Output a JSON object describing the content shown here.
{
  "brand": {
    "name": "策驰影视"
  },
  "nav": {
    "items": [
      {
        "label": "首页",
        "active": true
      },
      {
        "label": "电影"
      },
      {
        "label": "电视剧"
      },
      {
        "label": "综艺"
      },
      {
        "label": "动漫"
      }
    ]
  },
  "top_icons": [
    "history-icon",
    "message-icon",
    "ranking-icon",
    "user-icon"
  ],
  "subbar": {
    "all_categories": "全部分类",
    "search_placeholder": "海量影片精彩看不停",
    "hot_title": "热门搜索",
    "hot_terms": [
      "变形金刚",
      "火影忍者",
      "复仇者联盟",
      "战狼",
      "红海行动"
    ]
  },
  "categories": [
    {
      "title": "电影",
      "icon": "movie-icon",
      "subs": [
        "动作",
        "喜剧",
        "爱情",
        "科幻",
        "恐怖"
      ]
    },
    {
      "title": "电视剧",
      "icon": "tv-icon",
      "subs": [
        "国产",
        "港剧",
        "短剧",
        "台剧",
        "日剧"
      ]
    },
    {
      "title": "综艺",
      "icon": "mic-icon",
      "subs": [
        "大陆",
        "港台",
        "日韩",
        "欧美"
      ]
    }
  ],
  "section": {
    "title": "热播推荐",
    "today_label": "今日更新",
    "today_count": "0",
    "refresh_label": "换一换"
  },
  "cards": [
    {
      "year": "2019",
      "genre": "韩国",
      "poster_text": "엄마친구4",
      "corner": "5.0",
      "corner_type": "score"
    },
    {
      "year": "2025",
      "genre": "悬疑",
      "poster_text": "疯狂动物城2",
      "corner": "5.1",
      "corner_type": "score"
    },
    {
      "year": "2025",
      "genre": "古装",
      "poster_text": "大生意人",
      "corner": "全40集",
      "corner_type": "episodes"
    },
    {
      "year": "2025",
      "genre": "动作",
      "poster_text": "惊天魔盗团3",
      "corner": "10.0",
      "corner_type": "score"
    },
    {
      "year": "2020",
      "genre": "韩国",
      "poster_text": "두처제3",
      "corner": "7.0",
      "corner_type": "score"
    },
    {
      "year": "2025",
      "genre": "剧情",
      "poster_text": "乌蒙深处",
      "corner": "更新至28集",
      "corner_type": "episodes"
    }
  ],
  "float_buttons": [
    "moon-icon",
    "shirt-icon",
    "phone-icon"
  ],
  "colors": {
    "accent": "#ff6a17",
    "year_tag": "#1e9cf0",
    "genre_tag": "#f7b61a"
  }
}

--

* **GIVEN PROBLEM**
Go through the listing and print each line exactly as it appears.

* **RESULT OF THE TASK**
Output a JSON object describing the content shown here.
{
  "brand": {
    "name": "策驰影视"
  },
  "nav": {
    "items": [
      {
        "label": "首页",
        "active": true
      },
      {
        "label": "电影"
      },
      {
        "label": "电视剧"
      },
      {
        "label": "综艺"
      },
      {
        "label": "动漫"
      }
    ]
  },
  "top_icons": [
    "history-icon",
    "message-icon",
    "ranking-icon",
    "user-icon"
  ],
  "subbar": {
    "all_categories": "全部分类",
    "search_placeholder": "海量影片精彩看不停",
    "hot_title": "热门搜索",
    "hot_terms": [
      "变形金刚",
      "火影忍者",
      "复仇者联盟",
      "战狼",
      "红海行动"
    ]
  },
  "categories": [
    {
      "title": "电影",
      "icon": "movie-icon",
      "subs": [
        "动作",
        "喜剧",
        "爱情",
        "科幻",
        "恐怖"
      ]
    },
    {
      "title": "电视剧",
      "icon": "tv-icon",
      "subs": [
        "国产",
        "港剧",
        "短剧",
        "台剧",
        "日剧"
      ]
    },
    {
      "title": "综艺",
      "icon": "mic-icon",
      "subs": [
        "大陆",
        "港台",
        "日韩",
        "欧美"
      ]
    }
  ],
  "section": {
    "title": "热播推荐",
    "today_label": "今日更新",
    "today_count": "0",
    "refresh_label": "换一换"
  },
  "cards": [
    {
      "year": "2019",
      "genre": "韩国",
      "poster_text": "엄마친구4",
      "corner": "5.0",
      "corner_type": "score"
    },
    {
      "year": "2025",
      "genre": "悬疑",
      "poster_text": "疯狂动物城2",
      "corner": "5.1",
      "corner_type": "score"
    },
    {
      "year": "2025",
      "genre": "古装",
      "poster_text": "大生意人",
      "corner": "全40集",
      "corner_type": "episodes"
    },
    {
      "year": "2025",
      "genre": "动作",
      "poster_text": "惊天魔盗团3",
      "corner": "10.0",
      "corner_type": "score"
    },
    {
      "year": "2020",
      "genre": "韩国",
      "poster_text": "두처제3",
      "corner": "7.0",
      "corner_type": "score"
    },
    {
      "year": "2025",
      "genre": "剧情",
      "poster_text": "乌蒙深处",
      "corner": "更新至28集",
      "corner_type": "episodes"
    }
  ],
  "float_buttons": [
    "moon-icon",
    "shirt-icon",
    "phone-icon"
  ],
  "colors": {
    "accent": "#ff6a17",
    "year_tag": "#1e9cf0",
    "genre_tag": "#f7b61a"
  }
}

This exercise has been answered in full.